## What is needed
Find the word "olyckor" in the material below and gather every line that contains it.

>>>>>

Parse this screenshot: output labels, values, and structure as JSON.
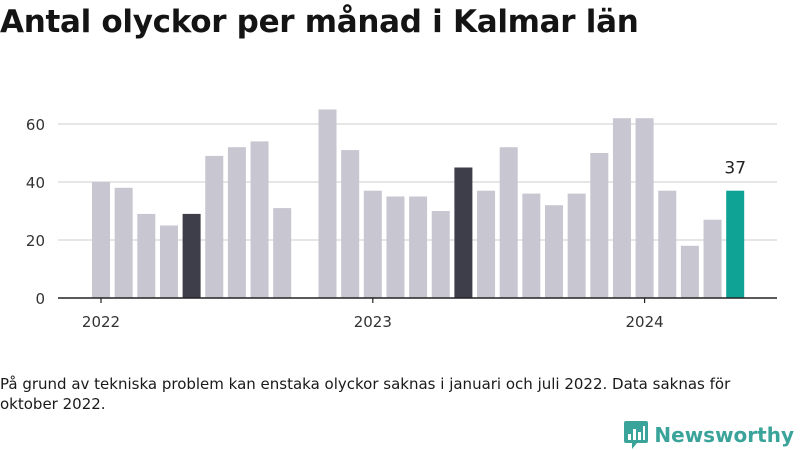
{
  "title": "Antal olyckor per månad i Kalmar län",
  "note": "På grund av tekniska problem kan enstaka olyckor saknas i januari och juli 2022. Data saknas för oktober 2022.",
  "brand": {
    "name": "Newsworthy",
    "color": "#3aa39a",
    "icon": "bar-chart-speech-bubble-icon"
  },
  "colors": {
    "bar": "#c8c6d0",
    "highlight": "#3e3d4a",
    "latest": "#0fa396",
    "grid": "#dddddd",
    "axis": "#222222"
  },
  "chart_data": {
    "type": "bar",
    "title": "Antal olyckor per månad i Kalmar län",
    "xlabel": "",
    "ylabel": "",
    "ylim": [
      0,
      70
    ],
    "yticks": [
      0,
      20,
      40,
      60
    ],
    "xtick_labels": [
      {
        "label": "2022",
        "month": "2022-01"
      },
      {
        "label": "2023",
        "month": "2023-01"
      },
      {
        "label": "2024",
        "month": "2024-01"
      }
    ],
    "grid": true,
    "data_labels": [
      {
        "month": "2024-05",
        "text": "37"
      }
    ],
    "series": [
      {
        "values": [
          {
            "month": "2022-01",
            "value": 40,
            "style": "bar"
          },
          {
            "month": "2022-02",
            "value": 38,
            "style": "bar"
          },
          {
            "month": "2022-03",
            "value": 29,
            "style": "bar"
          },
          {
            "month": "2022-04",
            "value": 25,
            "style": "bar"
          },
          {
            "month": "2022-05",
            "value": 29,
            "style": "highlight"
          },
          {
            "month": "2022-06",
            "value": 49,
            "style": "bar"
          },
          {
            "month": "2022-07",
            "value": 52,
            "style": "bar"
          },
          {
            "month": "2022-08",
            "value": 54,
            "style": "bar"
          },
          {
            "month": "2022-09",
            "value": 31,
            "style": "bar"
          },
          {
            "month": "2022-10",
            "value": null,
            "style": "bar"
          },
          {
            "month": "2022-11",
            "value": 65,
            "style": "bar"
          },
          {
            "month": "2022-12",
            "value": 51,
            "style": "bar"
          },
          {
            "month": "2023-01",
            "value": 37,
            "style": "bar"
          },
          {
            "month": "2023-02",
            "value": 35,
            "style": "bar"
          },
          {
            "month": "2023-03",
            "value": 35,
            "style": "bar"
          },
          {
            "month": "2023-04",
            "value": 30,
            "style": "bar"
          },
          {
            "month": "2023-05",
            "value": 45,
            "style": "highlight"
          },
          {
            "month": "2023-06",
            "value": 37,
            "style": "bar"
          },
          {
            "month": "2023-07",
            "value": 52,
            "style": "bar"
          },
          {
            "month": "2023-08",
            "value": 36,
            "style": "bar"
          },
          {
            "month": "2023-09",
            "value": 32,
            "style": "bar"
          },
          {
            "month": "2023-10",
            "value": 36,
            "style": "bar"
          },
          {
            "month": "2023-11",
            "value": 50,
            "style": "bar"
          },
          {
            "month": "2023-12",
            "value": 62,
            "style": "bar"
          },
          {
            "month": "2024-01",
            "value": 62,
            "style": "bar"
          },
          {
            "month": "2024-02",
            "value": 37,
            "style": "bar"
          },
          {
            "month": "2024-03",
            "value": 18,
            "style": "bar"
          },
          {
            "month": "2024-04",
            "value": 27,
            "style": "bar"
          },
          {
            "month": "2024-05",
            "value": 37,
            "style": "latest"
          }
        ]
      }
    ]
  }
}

<<<<<
>>>>>

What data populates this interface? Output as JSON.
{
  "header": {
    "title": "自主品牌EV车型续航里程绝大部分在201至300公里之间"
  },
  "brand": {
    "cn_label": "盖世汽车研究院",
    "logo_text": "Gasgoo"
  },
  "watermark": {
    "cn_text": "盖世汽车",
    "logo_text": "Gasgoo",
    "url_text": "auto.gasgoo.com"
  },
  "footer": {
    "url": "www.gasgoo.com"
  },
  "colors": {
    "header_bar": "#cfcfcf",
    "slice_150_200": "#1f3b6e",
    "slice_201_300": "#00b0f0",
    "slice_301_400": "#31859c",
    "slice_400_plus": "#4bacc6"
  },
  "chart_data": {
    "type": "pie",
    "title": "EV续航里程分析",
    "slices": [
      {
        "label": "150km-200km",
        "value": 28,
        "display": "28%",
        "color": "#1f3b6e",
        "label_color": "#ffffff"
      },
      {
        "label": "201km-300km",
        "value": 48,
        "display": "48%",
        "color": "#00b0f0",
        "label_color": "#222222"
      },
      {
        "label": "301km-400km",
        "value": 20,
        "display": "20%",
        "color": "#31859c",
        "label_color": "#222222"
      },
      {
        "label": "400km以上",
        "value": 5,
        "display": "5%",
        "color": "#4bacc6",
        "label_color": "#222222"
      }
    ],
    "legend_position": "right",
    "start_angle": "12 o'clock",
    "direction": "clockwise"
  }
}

<<<<<

## Exercise result
  "title": "Antal olyckor per månad i Kalmar län",
  "note": "På grund av tekniska problem kan enstaka olyckor saknas i januari och juli 2022. Data saknas för oktober 2022.",
    "title": "Antal olyckor per månad i Kalmar län",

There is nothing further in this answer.